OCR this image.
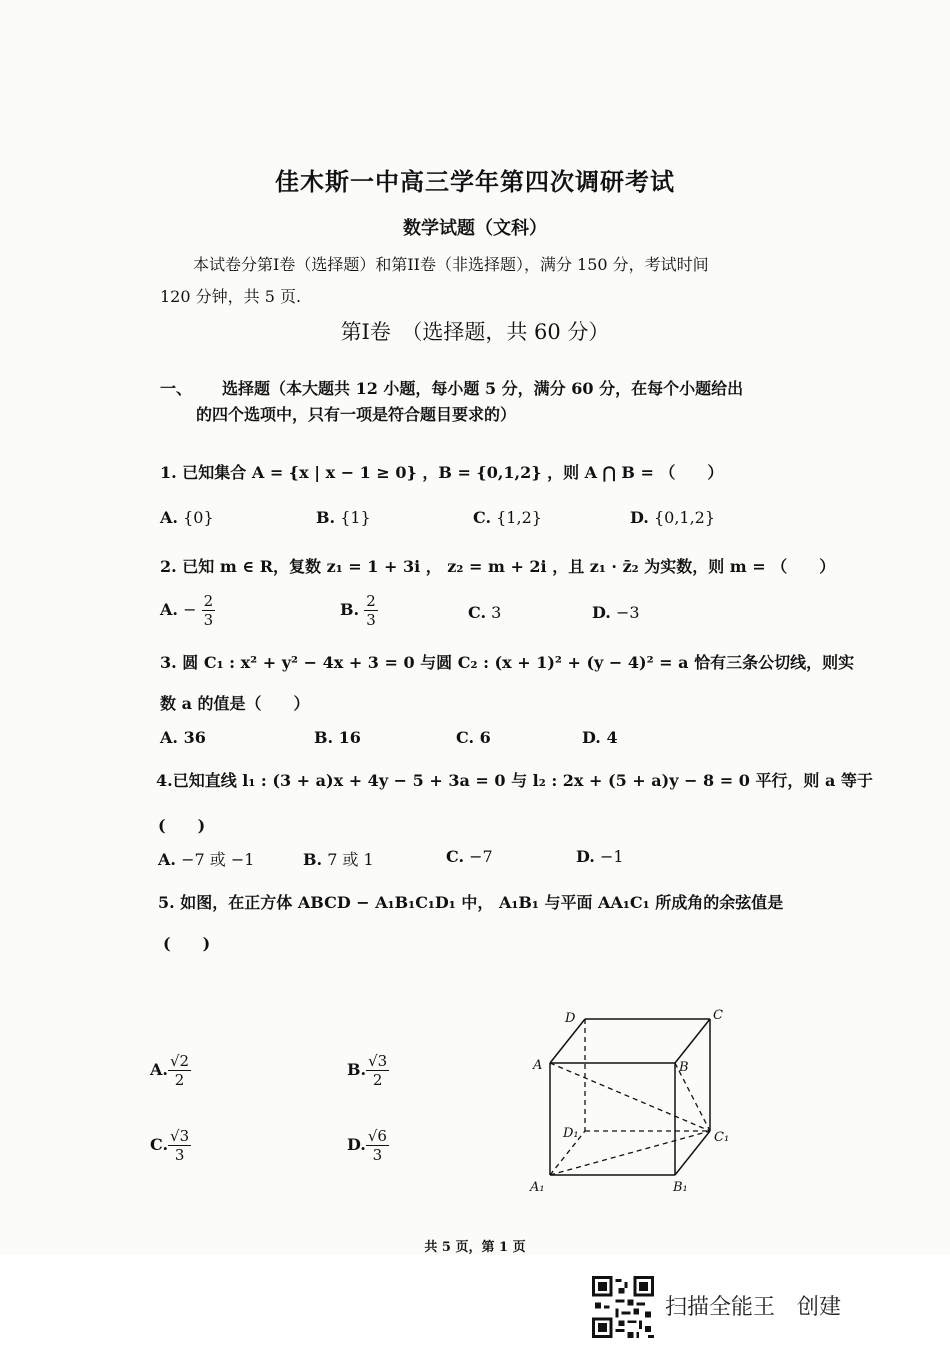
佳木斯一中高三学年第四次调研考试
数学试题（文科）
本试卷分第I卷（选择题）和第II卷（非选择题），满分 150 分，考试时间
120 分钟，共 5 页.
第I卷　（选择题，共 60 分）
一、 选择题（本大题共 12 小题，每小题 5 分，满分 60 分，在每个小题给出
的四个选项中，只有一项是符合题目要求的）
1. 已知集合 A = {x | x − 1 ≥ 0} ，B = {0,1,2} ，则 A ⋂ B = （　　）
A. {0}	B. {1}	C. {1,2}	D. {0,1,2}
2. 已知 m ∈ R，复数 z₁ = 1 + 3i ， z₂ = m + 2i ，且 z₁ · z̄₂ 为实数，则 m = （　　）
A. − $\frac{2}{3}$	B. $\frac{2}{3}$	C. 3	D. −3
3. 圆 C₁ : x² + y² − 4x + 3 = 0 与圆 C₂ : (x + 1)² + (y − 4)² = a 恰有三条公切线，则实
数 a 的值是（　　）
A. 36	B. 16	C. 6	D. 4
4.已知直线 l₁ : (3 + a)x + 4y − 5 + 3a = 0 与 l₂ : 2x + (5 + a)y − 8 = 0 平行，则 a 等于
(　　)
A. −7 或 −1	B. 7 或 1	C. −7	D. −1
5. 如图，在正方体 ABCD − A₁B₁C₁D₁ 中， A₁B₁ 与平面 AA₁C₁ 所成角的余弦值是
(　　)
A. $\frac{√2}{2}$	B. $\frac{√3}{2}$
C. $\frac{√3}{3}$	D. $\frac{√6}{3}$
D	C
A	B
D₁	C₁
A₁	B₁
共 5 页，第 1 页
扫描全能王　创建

* * * * *

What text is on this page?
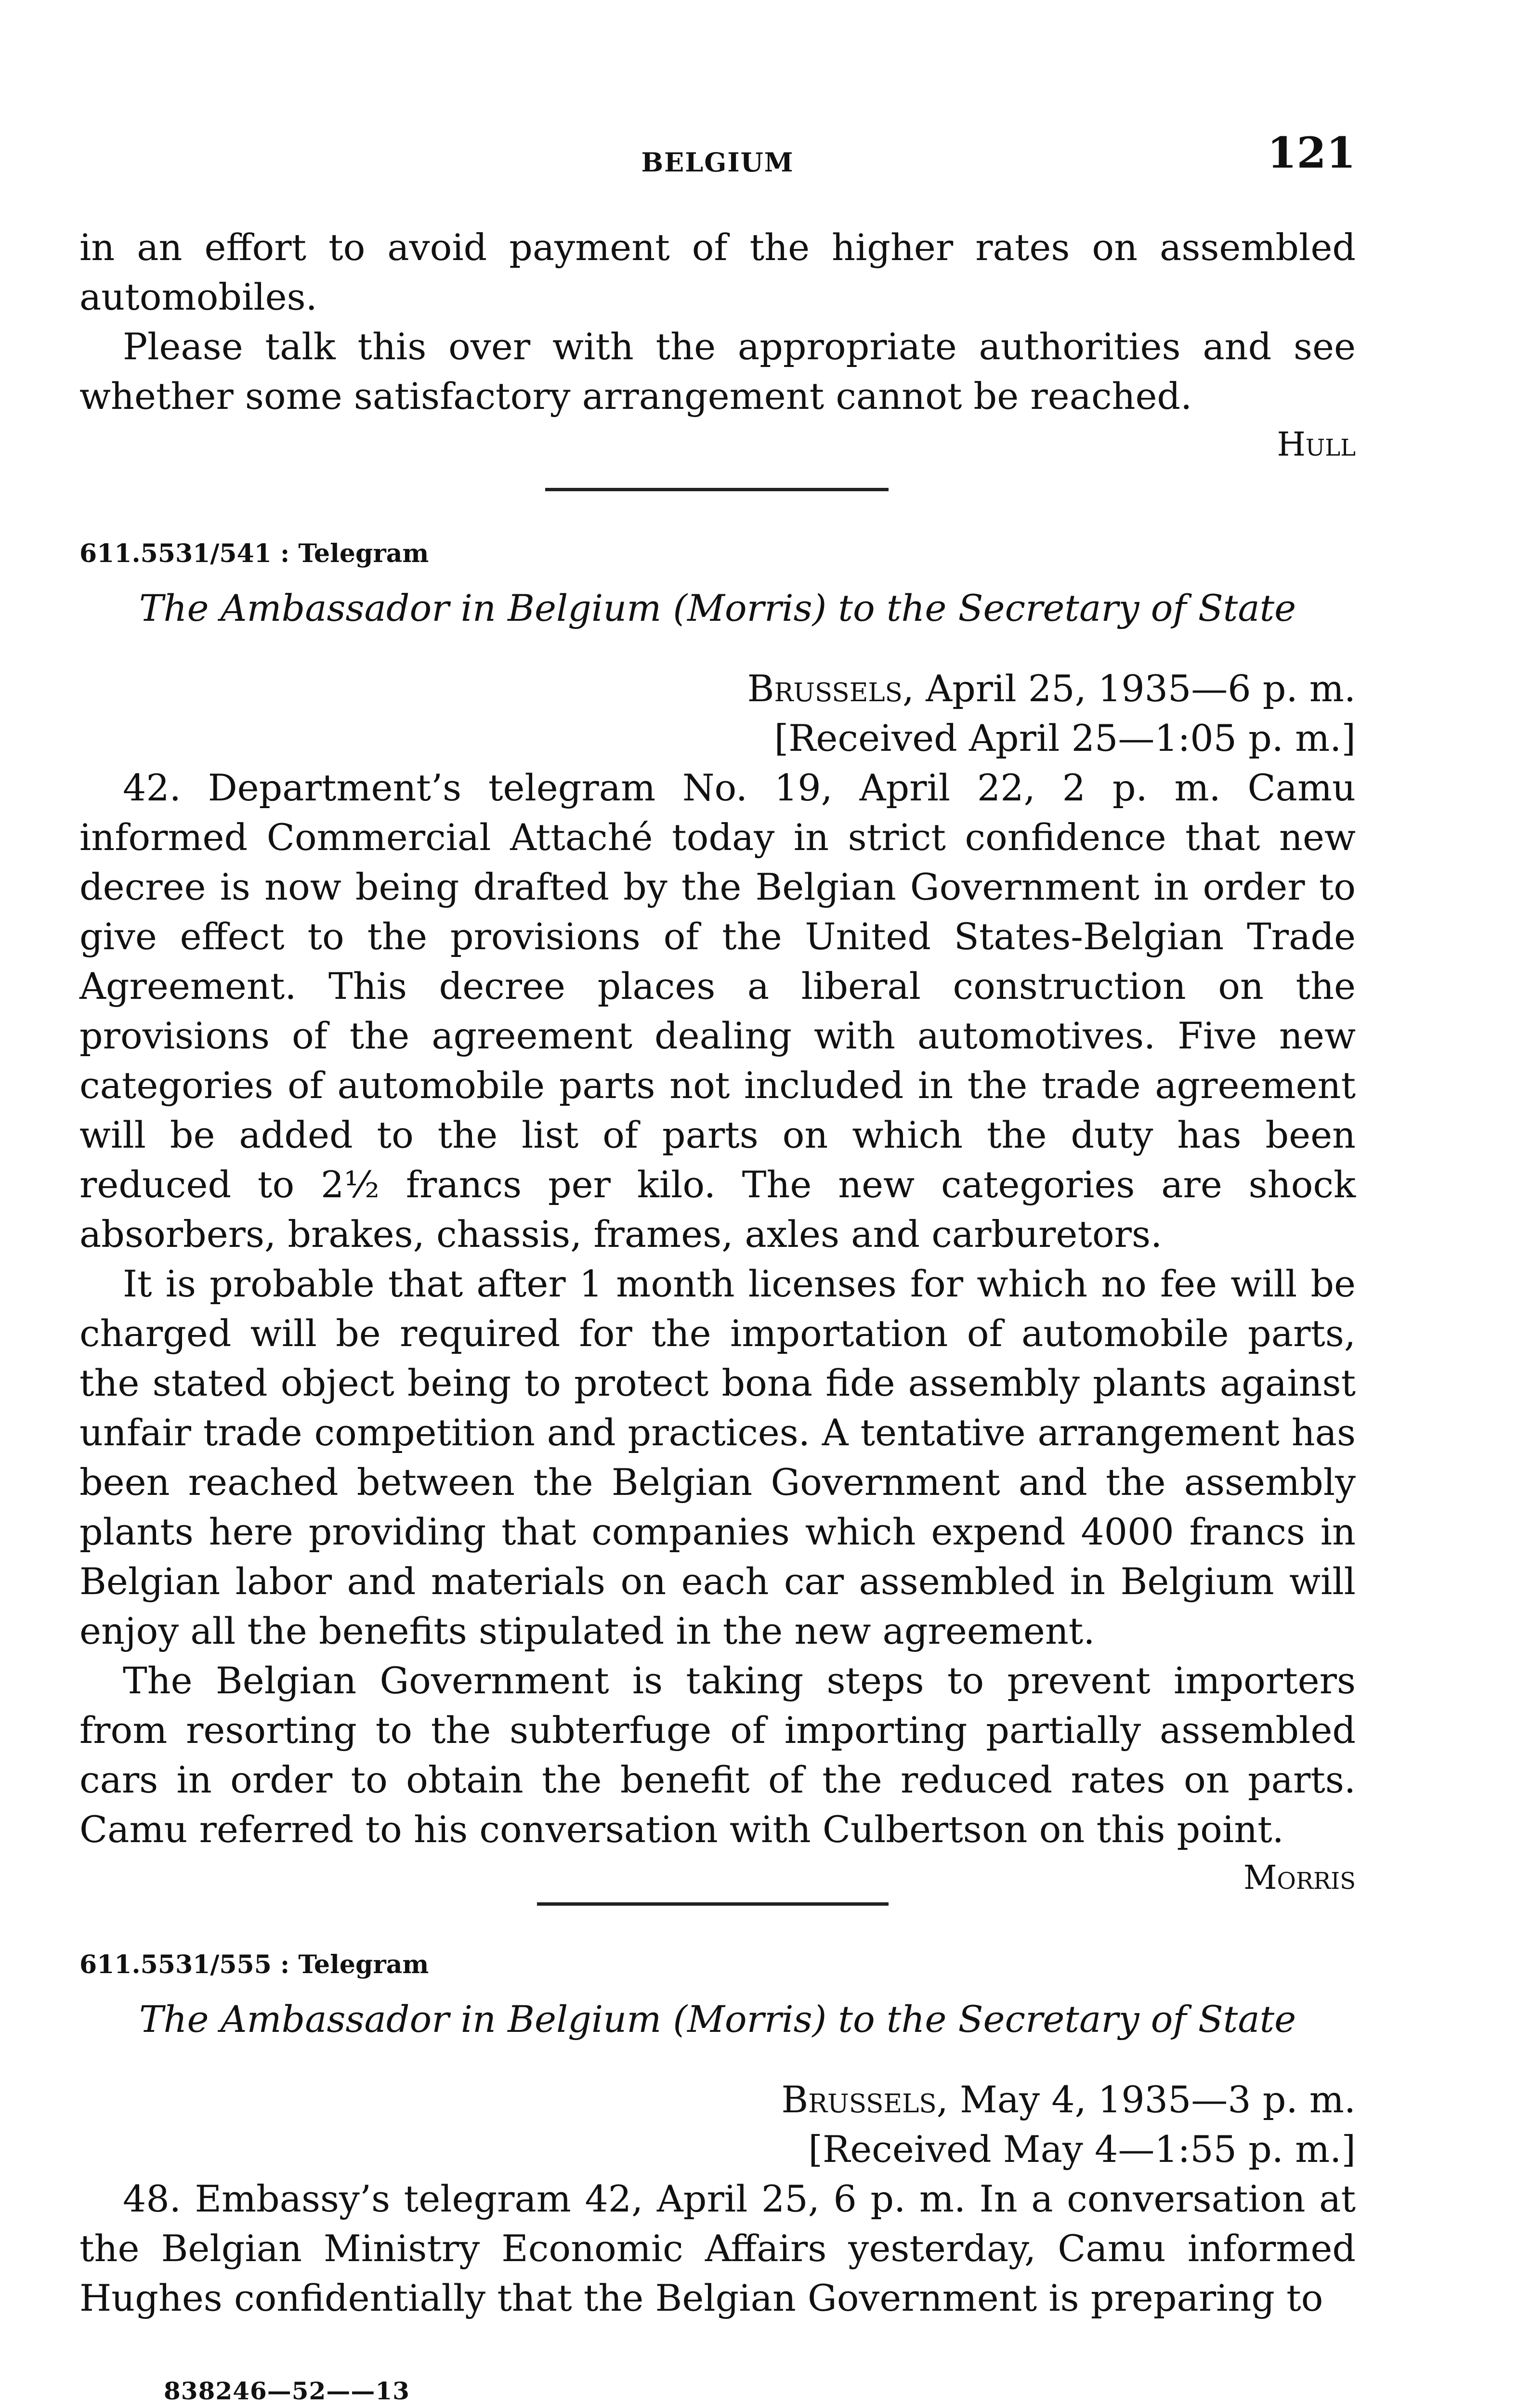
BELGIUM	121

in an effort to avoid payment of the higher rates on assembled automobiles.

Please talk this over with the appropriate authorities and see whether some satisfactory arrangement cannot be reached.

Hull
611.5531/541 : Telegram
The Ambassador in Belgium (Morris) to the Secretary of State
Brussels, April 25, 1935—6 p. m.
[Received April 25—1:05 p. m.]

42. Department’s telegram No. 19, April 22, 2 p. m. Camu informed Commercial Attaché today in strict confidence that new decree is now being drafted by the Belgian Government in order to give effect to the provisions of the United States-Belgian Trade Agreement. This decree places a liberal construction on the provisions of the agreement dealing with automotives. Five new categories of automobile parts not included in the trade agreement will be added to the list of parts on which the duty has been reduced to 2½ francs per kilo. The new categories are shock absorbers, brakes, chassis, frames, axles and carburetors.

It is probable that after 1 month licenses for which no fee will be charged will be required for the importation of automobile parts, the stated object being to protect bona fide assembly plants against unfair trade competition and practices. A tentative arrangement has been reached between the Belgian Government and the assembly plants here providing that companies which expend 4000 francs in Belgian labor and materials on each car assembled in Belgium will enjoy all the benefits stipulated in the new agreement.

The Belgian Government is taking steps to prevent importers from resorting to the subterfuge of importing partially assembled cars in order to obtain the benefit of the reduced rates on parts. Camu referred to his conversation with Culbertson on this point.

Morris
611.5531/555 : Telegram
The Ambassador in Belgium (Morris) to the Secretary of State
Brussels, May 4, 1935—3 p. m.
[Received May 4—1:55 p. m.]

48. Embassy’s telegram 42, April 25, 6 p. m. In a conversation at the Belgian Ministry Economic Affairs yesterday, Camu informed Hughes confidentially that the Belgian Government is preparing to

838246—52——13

* * * * *

:: GOAL OF THE EXERCISE ::
Copy each line in the data that holds the word "frac".

:: WRITTEN SOLUTION ::
A. − $\frac{2}{3}$	B. $\frac{2}{3}$	C. 3	D. −3
A. $\frac{√2}{2}$	B. $\frac{√3}{2}$
C. $\frac{√3}{3}$	D. $\frac{√6}{3}$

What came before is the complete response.